OBIETTIVO ESERCIZIO:
Modifica il tratto della recensione che va da "Film che mescola" fino a "e Renate Reinsve.", mettendo "romantico" al posto di "sentimentale", e riporta il passo così cambiato.

BRANO DA LEGGERE:
--------------------------------------------------

Film che mescola il genere sentimentale con la fantascienza, Another End è stato distribuito al cinema dal 21 marzo 2024: seguono la trama e la recensione del lungometraggio con Gael Garcia Bernal e Renate Reinsve.
Recensione Another End, film italiano con Gael Garcia Bernal e Renate Reinsve

Another End è un film italiano dal respiro internazionale, poiché è prodotto da Rai Cinema e Indigo Film, diretto da Piero Messina e interpretato di attori di diversa nazionalità. Il secondo lungometraggio del regista di L’attesa (2015) è stato distribuito al cinema dal 21 marzo 2024, ma è anche stato presentato in concorso al 74esimo Festival Internazionale del Cinema di Berlino. Another End ha destato grande curiosità per il soggetto presentato, per il cast che vi ha preso parte e per le ambizioni manifestate sin dal lancio del trailer; ma effettivamente ha rispettato le attese? Di seguito la trama e la recensione del film con Gael Garcia Bernal (Amores Perros) e Renate Reinsve (La persona peggiore del mondo).

--------------------------------------------------

VOCI RACCOLTE:
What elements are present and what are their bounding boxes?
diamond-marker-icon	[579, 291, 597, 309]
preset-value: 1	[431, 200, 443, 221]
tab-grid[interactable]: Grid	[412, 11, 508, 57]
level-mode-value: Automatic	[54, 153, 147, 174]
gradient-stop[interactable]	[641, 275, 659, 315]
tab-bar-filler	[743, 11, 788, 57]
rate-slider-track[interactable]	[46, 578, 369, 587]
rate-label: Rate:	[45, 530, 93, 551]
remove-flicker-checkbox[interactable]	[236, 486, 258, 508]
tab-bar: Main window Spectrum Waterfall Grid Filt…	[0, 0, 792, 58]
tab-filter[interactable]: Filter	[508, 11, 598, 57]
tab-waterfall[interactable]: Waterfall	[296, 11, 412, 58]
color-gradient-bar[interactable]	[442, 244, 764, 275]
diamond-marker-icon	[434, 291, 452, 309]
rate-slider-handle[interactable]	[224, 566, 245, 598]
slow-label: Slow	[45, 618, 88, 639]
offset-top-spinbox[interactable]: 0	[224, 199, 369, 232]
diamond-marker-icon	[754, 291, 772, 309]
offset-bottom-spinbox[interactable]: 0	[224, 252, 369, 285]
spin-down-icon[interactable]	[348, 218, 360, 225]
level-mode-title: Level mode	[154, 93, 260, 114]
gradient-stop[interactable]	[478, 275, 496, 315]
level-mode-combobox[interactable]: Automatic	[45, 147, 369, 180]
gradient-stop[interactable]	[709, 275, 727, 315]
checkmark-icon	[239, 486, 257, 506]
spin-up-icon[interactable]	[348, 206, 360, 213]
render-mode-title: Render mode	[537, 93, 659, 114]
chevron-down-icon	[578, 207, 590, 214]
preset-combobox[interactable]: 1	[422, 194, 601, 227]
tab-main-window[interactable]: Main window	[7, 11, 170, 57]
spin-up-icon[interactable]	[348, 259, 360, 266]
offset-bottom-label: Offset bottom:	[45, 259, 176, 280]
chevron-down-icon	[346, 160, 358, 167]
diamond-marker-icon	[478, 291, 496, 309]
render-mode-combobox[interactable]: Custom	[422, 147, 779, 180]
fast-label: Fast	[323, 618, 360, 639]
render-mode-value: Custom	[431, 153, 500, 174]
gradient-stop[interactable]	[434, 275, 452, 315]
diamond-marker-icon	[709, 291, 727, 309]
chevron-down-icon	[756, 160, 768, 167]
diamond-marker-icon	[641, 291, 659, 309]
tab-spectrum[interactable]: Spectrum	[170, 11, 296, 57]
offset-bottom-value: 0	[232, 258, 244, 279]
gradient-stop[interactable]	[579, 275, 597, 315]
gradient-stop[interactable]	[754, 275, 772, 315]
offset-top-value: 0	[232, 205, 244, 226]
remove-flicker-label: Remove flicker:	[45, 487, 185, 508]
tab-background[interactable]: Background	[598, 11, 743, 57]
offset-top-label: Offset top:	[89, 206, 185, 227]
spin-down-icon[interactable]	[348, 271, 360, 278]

--------------------------------------------------

SOLUZIONE ESERCIZIO:
Film che mescola il genere romantico con la fantascienza, Another End è stato distribuito al cinema dal 21 marzo 2024: seguono la trama e la recensione del lungometraggio con Gael Garcia Bernal e Renate Reinsve.